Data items
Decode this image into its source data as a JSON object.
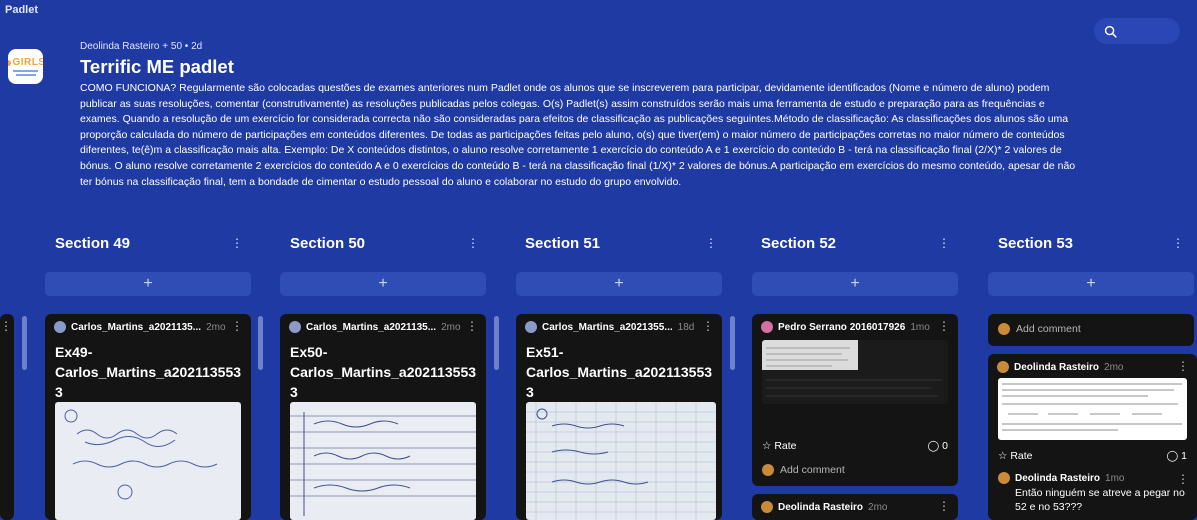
{
  "app": {
    "name": "Padlet"
  },
  "header": {
    "meta": "Deolinda Rasteiro  + 50  • 2d",
    "title": "Terrific ME padlet",
    "logo_text": "GIRLS",
    "description": "COMO FUNCIONA? Regularmente são colocadas questões de exames anteriores num Padlet onde os alunos que se inscreverem para participar, devidamente identificados (Nome e número de aluno) podem publicar as suas resoluções, comentar (construtivamente) as resoluções publicadas pelos colegas. O(s) Padlet(s) assim construídos serão mais uma ferramenta de estudo e preparação para as frequências e exames. Quando a resolução de um exercício for considerada correcta não são consideradas para efeitos de classificação as publicações seguintes.Método de classificação: As classificações dos alunos são uma proporção calculada do número de participações em conteúdos diferentes. De todas as participações feitas pelo aluno, o(s) que tiver(em) o maior número de participações corretas no maior número de conteúdos diferentes, te(ê)m a classificação mais alta. Exemplo: De X conteúdos distintos, o aluno resolve corretamente 1 exercício do conteúdo A e 1 exercício do conteúdo B - terá na classificação final (2/X)* 2 valores de bónus. O aluno resolve corretamente 2 exercícios do conteúdo A e 0 exercícios do conteúdo B - terá na classificação final (1/X)* 2 valores de bónus.A participação em exercícios do mesmo conteúdo, apesar de não ter bónus na classificação final, tem a bondade de cimentar o estudo pessoal do aluno e colaborar no estudo do grupo envolvido."
  },
  "ui": {
    "add_symbol": "+",
    "dots_symbol": "⋮"
  },
  "sections": [
    {
      "title": "Section 49"
    },
    {
      "title": "Section 50"
    },
    {
      "title": "Section 51"
    },
    {
      "title": "Section 52"
    },
    {
      "title": "Section 53"
    }
  ],
  "cards": {
    "c49": {
      "author": "Carlos_Martins_a2021135...",
      "time": "2mo",
      "title": "Ex49-\nCarlos_Martins_a202113553\n3"
    },
    "c50": {
      "author": "Carlos_Martins_a2021135...",
      "time": "2mo",
      "title": "Ex50-\nCarlos_Martins_a202113553\n3"
    },
    "c51": {
      "author": "Carlos_Martins_a2021355...",
      "time": "18d",
      "title": "Ex51-\nCarlos_Martins_a202113553\n3"
    },
    "c52": {
      "author": "Pedro Serrano 2016017926",
      "time": "1mo",
      "rate": "Rate",
      "comments": "0",
      "add_comment": "Add comment"
    },
    "c52b": {
      "author": "Deolinda Rasteiro",
      "time": "2mo"
    },
    "c53a": {
      "add_comment": "Add comment"
    },
    "c53b": {
      "author": "Deolinda Rasteiro",
      "time": "2mo",
      "rate": "Rate",
      "comments": "1",
      "reply_author": "Deolinda Rasteiro",
      "reply_time": "1mo",
      "reply_text": "Então ninguém se atreve a pegar no 52 e no 53???"
    }
  }
}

§ Exercise prompt
Using the material above, return every line exactly as it appears, minus the pictures.

§ Response to the exercise
Decode this image into its source data as a JSON object.
{
  "app": {
    "name": "Padlet"
  },
  "header": {
    "meta": "Deolinda Rasteiro  + 50  • 2d",
    "title": "Terrific ME padlet",
    "logo_text": "GIRLS",
    "description": "COMO FUNCIONA? Regularmente são colocadas questões de exames anteriores num Padlet onde os alunos que se inscreverem para participar, devidamente identificados (Nome e número de aluno) podem publicar as suas resoluções, comentar (construtivamente) as resoluções publicadas pelos colegas. O(s) Padlet(s) assim construídos serão mais uma ferramenta de estudo e preparação para as frequências e exames. Quando a resolução de um exercício for considerada correcta não são consideradas para efeitos de classificação as publicações seguintes.Método de classificação: As classificações dos alunos são uma proporção calculada do número de participações em conteúdos diferentes. De todas as participações feitas pelo aluno, o(s) que tiver(em) o maior número de participações corretas no maior número de conteúdos diferentes, te(ê)m a classificação mais alta. Exemplo: De X conteúdos distintos, o aluno resolve corretamente 1 exercício do conteúdo A e 1 exercício do conteúdo B - terá na classificação final (2/X)* 2 valores de bónus. O aluno resolve corretamente 2 exercícios do conteúdo A e 0 exercícios do conteúdo B - terá na classificação final (1/X)* 2 valores de bónus.A participação em exercícios do mesmo conteúdo, apesar de não ter bónus na classificação final, tem a bondade de cimentar o estudo pessoal do aluno e colaborar no estudo do grupo envolvido."
  },
  "ui": {
    "add_symbol": "+",
    "dots_symbol": "⋮"
  },
  "sections": [
    {
      "title": "Section 49"
    },
    {
      "title": "Section 50"
    },
    {
      "title": "Section 51"
    },
    {
      "title": "Section 52"
    },
    {
      "title": "Section 53"
    }
  ],
  "cards": {
    "c49": {
      "author": "Carlos_Martins_a2021135...",
      "time": "2mo",
      "title": "Ex49-\nCarlos_Martins_a202113553\n3"
    },
    "c50": {
      "author": "Carlos_Martins_a2021135...",
      "time": "2mo",
      "title": "Ex50-\nCarlos_Martins_a202113553\n3"
    },
    "c51": {
      "author": "Carlos_Martins_a2021355...",
      "time": "18d",
      "title": "Ex51-\nCarlos_Martins_a202113553\n3"
    },
    "c52": {
      "author": "Pedro Serrano 2016017926",
      "time": "1mo",
      "rate": "Rate",
      "comments": "0",
      "add_comment": "Add comment"
    },
    "c52b": {
      "author": "Deolinda Rasteiro",
      "time": "2mo"
    },
    "c53a": {
      "add_comment": "Add comment"
    },
    "c53b": {
      "author": "Deolinda Rasteiro",
      "time": "2mo",
      "rate": "Rate",
      "comments": "1",
      "reply_author": "Deolinda Rasteiro",
      "reply_time": "1mo",
      "reply_text": "Então ninguém se atreve a pegar no 52 e no 53???"
    }
  }
}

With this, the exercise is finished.